**Extrait:**
((

5. Le marché de l'art contemporain
Au cours des années 1980, les valeurs artistiques de l'art contemporain dit international ont été définies et hiérarchisées au sein du monde de l'art occidental, qui a fourni un exemple particulièrement pur des interactions existant entre le champ culturel et le marché. Dans le premier s'opéraient et se révisaient les évaluations esthétiques. Dans le second se réalisaient les transactions et s'élaboraient les prix. Alors qu'ils possédaient chacun leur propre système de fixation de la valeur de l'art, ces deux réseaux entretenaient des relations d'étroite interdépendance. Nous nous proposons d'analyser ici l'évolution de ces relations en fonction des nouveaux contextes politiques, économiques et culturels. Quels ont été les effets de la mondialisation de la scène artistique et de la financiarisation croissante de l'économie sur les structures et le fonctionnement du marché de l'art ? Quelle relation existe-t-il aujourd'hui entre valeur économique et valeur esthétique, dans une société accordant la primauté aux valeurs économiques à un degré tel qu'on peut se demander s'il est possible que l'art soit appréhendé par ceux qui l'achètent et, à la limite, par ceux qui le regardent indépendamment de sa signification monétaire ? Pour tenter de répondre à ces interrogations, nous avons choisi de privilégier le segment du marché consacré à l'art contemporain dont les envolées spéculatives ont marqué le début du xxie siècle.

))

**Consigne:**
Relevez, s'il vous plaît, tous les nouveaux contextes en fonction desquels l'extrait sur le marché de l'art contemporain se propose d'analyser l'évolution des relations entre le champ culturel et le marché.

**Données fournies:**
((

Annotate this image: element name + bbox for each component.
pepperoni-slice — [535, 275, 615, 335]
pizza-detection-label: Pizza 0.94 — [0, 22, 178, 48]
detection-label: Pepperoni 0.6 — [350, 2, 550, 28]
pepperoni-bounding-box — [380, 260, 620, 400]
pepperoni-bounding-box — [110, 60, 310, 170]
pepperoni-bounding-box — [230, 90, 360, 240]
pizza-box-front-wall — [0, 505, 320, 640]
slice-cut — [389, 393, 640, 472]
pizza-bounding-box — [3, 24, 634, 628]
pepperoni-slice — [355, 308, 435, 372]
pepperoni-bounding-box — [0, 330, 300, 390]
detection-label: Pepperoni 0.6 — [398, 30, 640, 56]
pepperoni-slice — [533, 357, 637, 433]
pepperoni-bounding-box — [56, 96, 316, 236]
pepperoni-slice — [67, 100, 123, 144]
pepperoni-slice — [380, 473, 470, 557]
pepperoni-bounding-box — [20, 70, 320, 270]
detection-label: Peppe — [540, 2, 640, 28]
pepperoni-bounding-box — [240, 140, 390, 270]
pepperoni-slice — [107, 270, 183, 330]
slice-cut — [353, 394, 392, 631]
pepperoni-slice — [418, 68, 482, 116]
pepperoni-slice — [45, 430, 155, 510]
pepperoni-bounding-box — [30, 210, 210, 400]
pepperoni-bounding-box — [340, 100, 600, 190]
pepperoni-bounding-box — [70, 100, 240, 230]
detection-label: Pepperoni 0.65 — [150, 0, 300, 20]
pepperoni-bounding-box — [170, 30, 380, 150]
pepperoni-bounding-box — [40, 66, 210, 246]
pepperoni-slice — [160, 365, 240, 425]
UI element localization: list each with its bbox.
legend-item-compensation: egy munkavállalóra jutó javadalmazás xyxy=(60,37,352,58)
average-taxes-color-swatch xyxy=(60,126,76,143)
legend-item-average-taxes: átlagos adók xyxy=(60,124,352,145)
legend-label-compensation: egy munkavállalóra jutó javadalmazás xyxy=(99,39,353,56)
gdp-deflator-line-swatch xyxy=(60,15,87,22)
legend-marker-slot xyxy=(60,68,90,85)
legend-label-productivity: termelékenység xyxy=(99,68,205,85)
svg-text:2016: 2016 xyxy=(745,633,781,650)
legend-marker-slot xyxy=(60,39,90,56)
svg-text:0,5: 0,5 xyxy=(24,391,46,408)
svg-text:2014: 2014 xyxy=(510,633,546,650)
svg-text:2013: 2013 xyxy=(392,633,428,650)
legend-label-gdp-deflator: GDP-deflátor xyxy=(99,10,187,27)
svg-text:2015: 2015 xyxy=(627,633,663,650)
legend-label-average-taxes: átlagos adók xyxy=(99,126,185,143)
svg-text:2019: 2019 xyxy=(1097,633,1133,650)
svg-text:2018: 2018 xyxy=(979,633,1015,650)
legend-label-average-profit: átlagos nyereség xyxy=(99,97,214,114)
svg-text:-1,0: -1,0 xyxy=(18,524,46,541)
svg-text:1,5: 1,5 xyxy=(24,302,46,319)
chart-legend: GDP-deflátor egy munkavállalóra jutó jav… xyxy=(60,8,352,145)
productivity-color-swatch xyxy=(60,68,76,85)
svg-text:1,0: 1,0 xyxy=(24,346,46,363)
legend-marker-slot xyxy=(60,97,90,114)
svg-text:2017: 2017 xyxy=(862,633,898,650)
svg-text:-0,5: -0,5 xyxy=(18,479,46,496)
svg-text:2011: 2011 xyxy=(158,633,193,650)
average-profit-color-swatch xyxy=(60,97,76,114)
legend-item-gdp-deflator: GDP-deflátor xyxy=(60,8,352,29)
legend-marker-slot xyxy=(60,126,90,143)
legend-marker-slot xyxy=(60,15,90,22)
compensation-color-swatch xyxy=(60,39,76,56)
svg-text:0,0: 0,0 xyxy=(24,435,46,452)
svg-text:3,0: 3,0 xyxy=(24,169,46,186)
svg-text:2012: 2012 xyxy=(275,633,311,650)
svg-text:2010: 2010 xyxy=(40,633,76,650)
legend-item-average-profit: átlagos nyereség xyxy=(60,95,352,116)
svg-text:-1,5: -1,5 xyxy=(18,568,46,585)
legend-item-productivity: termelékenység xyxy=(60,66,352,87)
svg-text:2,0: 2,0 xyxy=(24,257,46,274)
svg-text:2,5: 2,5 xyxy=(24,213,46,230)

))

**Réponse:**
Les contextes politiques, économiques et culturels.